__Given information__
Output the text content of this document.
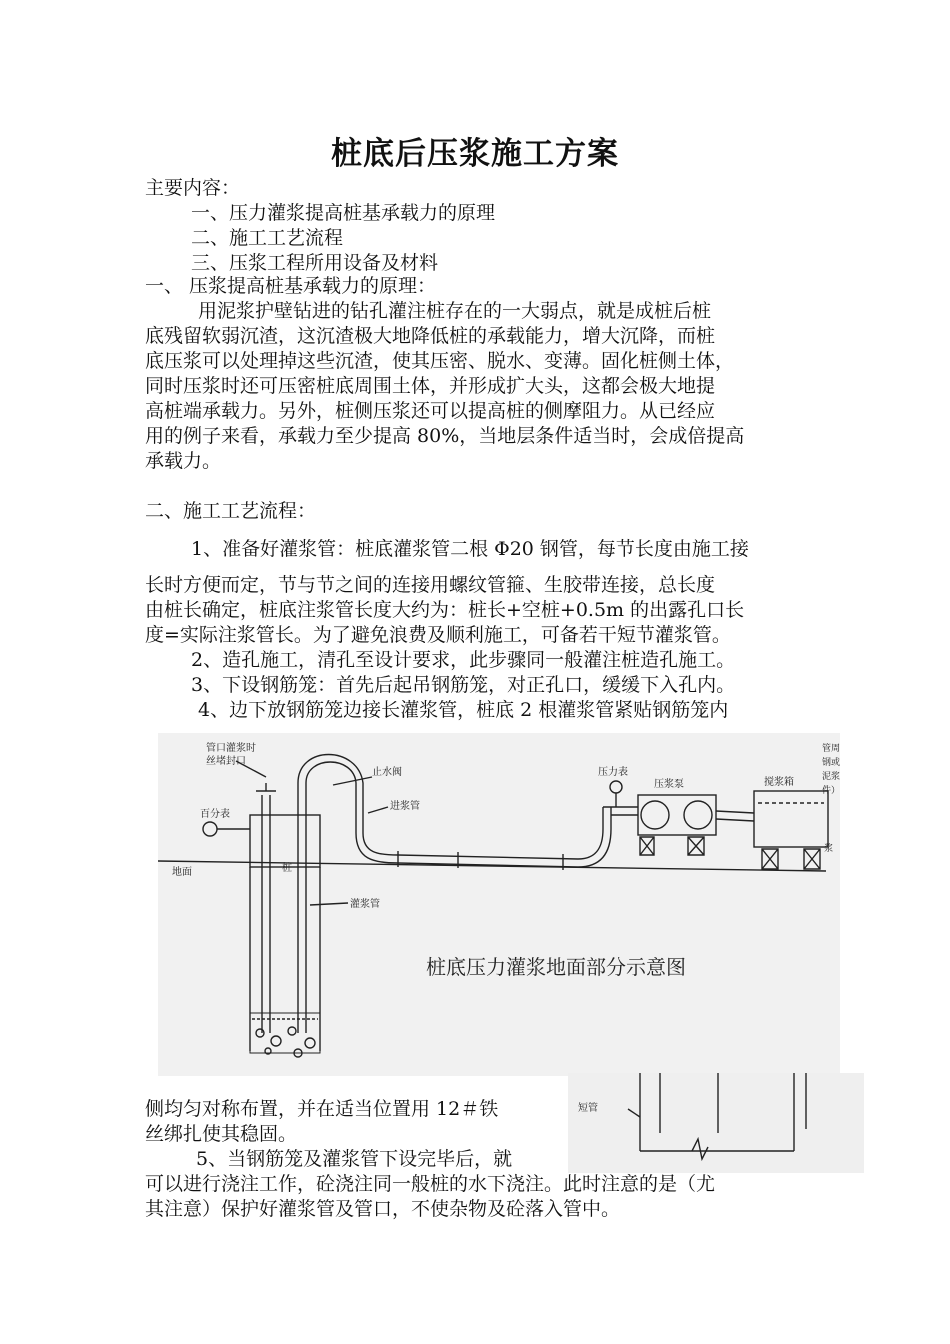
桩底后压浆施工方案
主要内容：
一、压力灌浆提高桩基承载力的原理
二、施工工艺流程
三、压浆工程所用设备及材料
一、 压浆提高桩基承载力的原理：
用泥浆护壁钻进的钻孔灌注桩存在的一大弱点，就是成桩后桩
底残留软弱沉渣，这沉渣极大地降低桩的承载能力，增大沉降，而桩
底压浆可以处理掉这些沉渣，使其压密、脱水、变薄。固化桩侧土体，
同时压浆时还可压密桩底周围土体，并形成扩大头，这都会极大地提
高桩端承载力。另外，桩侧压浆还可以提高桩的侧摩阻力。从已经应
用的例子来看，承载力至少提高 80%，当地层条件适当时，会成倍提高
承载力。
二、施工工艺流程：
1、准备好灌浆管：桩底灌浆管二根 Φ20 钢管，每节长度由施工接
长时方便而定，节与节之间的连接用螺纹管箍、生胶带连接，总长度
由桩长确定，桩底注浆管长度大约为：桩长+空桩+0.5m 的出露孔口长
度=实际注浆管长。为了避免浪费及顺利施工，可备若干短节灌浆管。
2、造孔施工，清孔至设计要求，此步骤同一般灌注桩造孔施工。
3、下设钢筋笼：首先后起吊钢筋笼，对正孔口，缓缓下入孔内。
4、边下放钢筋笼边接长灌浆管，桩底 2 根灌浆管紧贴钢筋笼内
管口灌浆时
丝堵封口
百分表
地面	桩
灌浆管
止水阀
进浆管
压力表
压浆泵	搅浆箱
管周
钢或
泥浆
件）
浆
桩底压力灌浆地面部分示意图
短管
侧均匀对称布置，并在适当位置用 12＃铁
丝绑扎使其稳固。
5、当钢筋笼及灌浆管下设完毕后，就
可以进行浇注工作，砼浇注同一般桩的水下浇注。此时注意的是（尤
其注意）保护好灌浆管及管口，不使杂物及砼落入管中。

__Stated goal__
Quote the records above exactly, leaving out any pictures.

__Correct result__
Output the text content of this document.
桩底后压浆施工方案
主要内容：
一、压力灌浆提高桩基承载力的原理
二、施工工艺流程
三、压浆工程所用设备及材料
一、 压浆提高桩基承载力的原理：
用泥浆护壁钻进的钻孔灌注桩存在的一大弱点，就是成桩后桩
底残留软弱沉渣，这沉渣极大地降低桩的承载能力，增大沉降，而桩
底压浆可以处理掉这些沉渣，使其压密、脱水、变薄。固化桩侧土体，
同时压浆时还可压密桩底周围土体，并形成扩大头，这都会极大地提
高桩端承载力。另外，桩侧压浆还可以提高桩的侧摩阻力。从已经应
用的例子来看，承载力至少提高 80%，当地层条件适当时，会成倍提高
承载力。
二、施工工艺流程：
1、准备好灌浆管：桩底灌浆管二根 Φ20 钢管，每节长度由施工接
长时方便而定，节与节之间的连接用螺纹管箍、生胶带连接，总长度
由桩长确定，桩底注浆管长度大约为：桩长+空桩+0.5m 的出露孔口长
度=实际注浆管长。为了避免浪费及顺利施工，可备若干短节灌浆管。
2、造孔施工，清孔至设计要求，此步骤同一般灌注桩造孔施工。
3、下设钢筋笼：首先后起吊钢筋笼，对正孔口，缓缓下入孔内。
4、边下放钢筋笼边接长灌浆管，桩底 2 根灌浆管紧贴钢筋笼内
管口灌浆时
丝堵封口
百分表
地面	桩
灌浆管
止水阀
进浆管
压力表
压浆泵	搅浆箱
管周
钢或
泥浆
件）
浆
桩底压力灌浆地面部分示意图
短管
侧均匀对称布置，并在适当位置用 12＃铁
丝绑扎使其稳固。
5、当钢筋笼及灌浆管下设完毕后，就
可以进行浇注工作，砼浇注同一般桩的水下浇注。此时注意的是（尤
其注意）保护好灌浆管及管口，不使杂物及砼落入管中。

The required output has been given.